AIM: Which lines below hold the word "will"? Report each one.

Begin DATA SECTION

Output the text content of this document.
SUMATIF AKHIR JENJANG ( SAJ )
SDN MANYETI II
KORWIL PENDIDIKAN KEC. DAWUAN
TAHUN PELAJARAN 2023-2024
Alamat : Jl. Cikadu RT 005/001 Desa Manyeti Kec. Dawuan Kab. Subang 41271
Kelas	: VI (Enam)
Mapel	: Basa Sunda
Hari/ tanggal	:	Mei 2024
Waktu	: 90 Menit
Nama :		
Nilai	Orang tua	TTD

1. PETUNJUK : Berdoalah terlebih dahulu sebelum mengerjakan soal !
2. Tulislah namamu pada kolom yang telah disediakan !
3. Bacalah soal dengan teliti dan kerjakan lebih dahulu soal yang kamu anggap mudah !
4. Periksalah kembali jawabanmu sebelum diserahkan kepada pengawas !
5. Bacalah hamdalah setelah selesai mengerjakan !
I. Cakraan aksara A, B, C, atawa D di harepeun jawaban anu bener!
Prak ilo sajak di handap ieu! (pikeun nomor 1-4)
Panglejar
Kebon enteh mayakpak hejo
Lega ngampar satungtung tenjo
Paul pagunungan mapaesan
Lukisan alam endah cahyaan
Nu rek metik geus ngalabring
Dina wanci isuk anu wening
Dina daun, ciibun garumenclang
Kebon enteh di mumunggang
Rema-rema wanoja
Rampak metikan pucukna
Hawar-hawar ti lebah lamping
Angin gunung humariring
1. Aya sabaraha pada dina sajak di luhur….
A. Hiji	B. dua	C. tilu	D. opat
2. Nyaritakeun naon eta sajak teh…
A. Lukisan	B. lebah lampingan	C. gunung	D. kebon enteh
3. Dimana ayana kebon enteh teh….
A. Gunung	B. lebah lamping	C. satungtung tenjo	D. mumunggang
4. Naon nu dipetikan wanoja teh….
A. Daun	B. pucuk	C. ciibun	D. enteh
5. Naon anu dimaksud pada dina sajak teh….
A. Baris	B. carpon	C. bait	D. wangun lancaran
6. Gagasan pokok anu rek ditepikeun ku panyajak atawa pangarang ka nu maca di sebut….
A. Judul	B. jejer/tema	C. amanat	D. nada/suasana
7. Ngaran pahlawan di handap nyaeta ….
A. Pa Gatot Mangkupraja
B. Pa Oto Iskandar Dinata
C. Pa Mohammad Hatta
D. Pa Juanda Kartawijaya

End DATA SECTION
Begin DATA SECTION

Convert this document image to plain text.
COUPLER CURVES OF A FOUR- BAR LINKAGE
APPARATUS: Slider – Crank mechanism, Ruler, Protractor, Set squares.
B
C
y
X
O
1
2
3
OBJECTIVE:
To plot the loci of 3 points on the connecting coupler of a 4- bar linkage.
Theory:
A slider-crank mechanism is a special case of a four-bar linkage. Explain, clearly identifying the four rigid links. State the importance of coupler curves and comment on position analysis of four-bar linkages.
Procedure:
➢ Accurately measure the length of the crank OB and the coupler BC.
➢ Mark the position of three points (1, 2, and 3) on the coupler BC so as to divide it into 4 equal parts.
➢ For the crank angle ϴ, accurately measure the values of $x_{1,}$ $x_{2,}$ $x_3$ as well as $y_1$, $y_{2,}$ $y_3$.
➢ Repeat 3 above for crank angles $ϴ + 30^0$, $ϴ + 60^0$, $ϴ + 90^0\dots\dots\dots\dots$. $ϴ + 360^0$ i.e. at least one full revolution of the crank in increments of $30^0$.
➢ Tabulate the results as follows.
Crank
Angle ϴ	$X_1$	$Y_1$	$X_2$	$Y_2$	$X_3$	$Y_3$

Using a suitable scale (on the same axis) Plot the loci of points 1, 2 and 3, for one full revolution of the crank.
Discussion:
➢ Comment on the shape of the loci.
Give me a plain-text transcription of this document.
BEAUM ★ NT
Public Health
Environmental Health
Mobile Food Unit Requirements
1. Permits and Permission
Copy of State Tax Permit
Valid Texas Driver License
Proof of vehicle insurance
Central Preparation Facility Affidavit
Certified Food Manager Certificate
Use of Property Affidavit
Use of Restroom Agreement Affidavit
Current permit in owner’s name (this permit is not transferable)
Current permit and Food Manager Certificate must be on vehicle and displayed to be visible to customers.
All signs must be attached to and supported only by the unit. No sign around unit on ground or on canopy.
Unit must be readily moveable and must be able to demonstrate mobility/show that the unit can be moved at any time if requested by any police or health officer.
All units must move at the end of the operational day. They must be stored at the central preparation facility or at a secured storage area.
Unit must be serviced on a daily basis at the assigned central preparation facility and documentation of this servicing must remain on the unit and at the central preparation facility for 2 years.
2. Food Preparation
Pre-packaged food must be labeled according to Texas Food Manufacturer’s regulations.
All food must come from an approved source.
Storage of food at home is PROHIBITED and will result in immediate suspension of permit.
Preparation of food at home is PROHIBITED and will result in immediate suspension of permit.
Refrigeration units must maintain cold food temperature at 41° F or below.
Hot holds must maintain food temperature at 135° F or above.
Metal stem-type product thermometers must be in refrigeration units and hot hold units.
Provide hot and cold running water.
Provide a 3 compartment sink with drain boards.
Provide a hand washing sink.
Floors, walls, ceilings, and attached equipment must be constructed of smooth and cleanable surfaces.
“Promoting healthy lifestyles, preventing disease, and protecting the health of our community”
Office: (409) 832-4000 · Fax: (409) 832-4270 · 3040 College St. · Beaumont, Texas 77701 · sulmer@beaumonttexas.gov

End DATA SECTION
Begin DATA SECTION

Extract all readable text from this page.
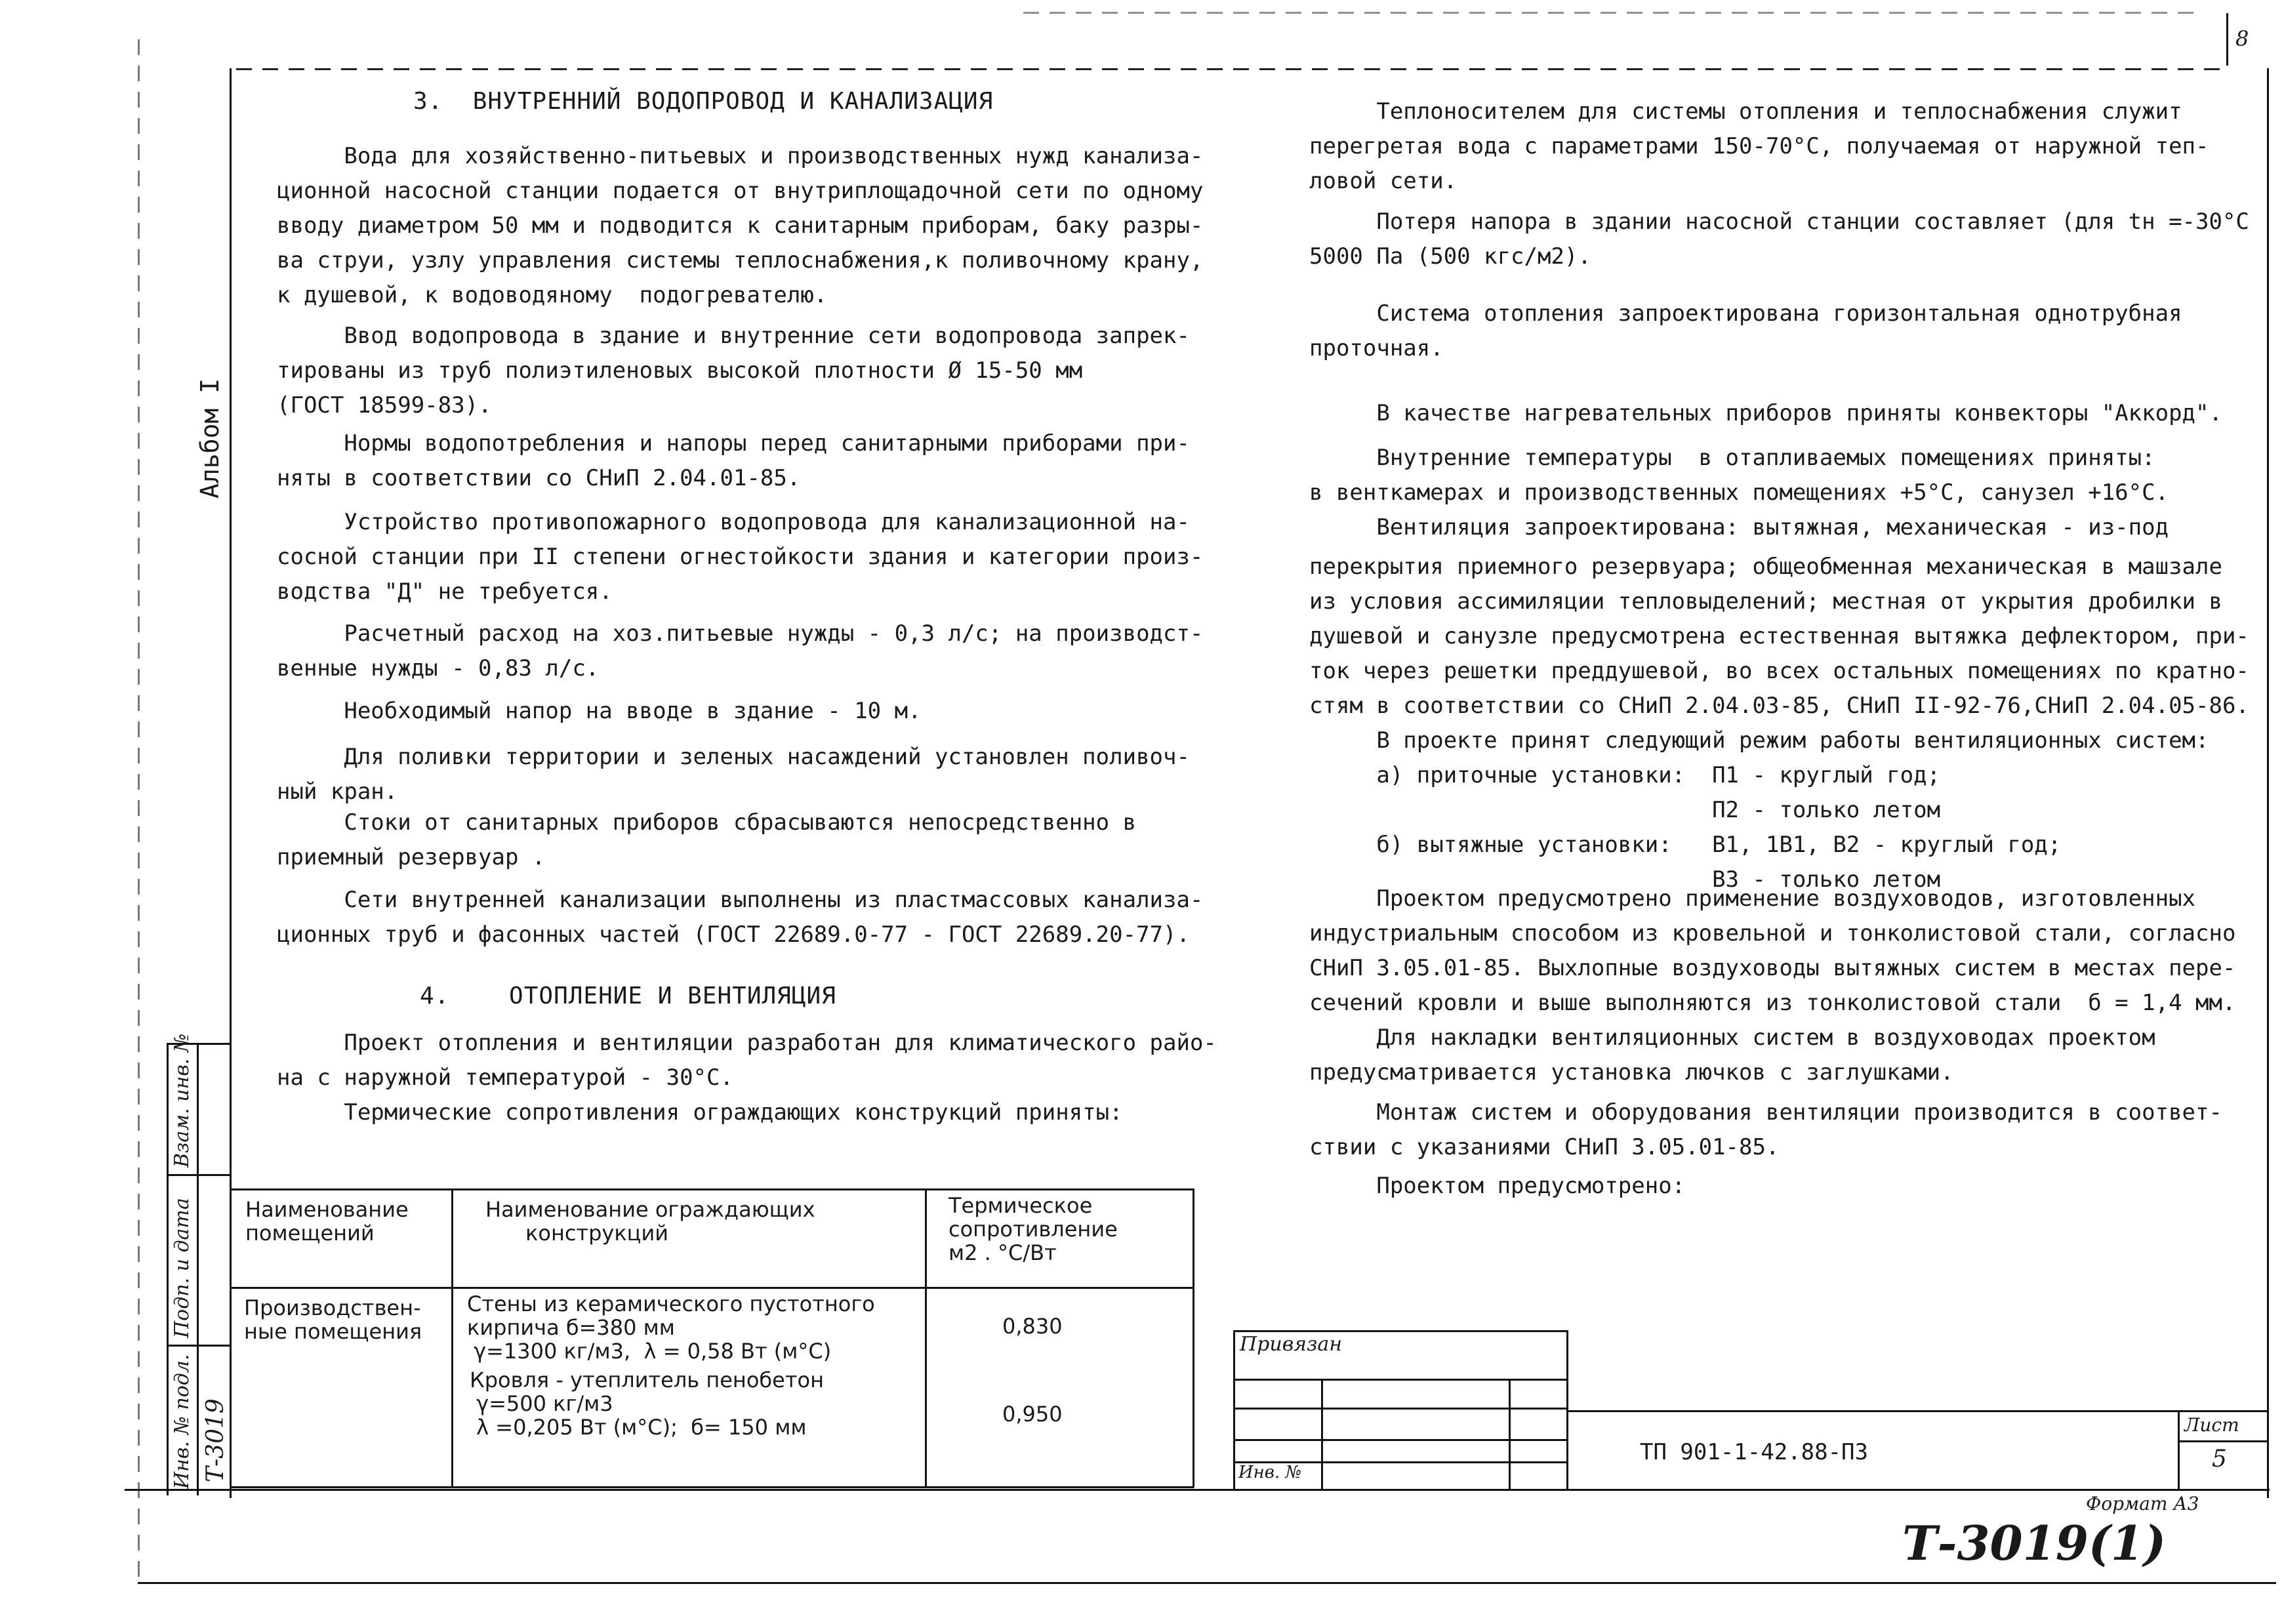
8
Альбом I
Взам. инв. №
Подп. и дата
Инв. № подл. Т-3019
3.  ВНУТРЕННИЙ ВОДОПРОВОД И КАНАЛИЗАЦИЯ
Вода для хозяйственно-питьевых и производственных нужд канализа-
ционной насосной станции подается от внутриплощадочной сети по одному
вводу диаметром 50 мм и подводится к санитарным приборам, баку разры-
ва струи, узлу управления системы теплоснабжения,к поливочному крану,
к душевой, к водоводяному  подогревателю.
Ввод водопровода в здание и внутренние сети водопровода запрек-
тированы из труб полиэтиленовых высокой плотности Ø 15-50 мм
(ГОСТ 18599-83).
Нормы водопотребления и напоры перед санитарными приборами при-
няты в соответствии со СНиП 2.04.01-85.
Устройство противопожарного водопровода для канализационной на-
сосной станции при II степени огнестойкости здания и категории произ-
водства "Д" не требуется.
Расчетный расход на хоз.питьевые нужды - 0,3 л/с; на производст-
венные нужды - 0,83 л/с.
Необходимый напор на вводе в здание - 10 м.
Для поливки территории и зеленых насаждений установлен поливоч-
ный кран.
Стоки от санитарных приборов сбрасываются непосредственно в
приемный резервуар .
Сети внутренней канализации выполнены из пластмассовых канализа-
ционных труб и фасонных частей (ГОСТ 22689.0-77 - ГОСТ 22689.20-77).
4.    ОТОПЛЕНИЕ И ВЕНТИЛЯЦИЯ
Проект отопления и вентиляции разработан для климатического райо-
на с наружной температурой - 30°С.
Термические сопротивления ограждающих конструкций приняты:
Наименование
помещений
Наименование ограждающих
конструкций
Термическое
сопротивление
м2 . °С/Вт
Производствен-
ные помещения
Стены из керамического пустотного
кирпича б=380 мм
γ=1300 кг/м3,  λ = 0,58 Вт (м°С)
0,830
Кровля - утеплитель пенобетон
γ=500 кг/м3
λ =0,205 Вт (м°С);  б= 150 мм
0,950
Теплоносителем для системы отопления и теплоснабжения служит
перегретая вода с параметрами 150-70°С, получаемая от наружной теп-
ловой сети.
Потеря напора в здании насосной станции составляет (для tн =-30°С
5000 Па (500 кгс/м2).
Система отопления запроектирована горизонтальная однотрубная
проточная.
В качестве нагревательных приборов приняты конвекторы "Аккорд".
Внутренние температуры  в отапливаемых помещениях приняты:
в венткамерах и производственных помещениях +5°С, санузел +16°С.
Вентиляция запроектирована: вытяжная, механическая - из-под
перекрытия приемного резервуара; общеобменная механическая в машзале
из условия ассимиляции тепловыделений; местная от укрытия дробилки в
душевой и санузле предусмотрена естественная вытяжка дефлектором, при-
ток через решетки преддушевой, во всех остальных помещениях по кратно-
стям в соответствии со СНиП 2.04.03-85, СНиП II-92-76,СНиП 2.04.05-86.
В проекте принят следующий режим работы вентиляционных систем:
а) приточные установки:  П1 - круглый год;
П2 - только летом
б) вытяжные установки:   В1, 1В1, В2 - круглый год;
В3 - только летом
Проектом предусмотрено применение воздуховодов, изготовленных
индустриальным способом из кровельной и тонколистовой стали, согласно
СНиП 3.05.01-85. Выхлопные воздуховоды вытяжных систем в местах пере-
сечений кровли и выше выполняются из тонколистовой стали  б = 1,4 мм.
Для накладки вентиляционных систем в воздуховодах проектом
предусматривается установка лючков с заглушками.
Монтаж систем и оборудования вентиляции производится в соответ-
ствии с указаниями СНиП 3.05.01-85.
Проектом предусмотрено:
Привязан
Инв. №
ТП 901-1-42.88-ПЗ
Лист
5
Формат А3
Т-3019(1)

End DATA SECTION

RESPONSE BELOW:
Storage of food at home is PROHIBITED and will result in immediate suspension of permit.
Preparation of food at home is PROHIBITED and will result in immediate suspension of permit.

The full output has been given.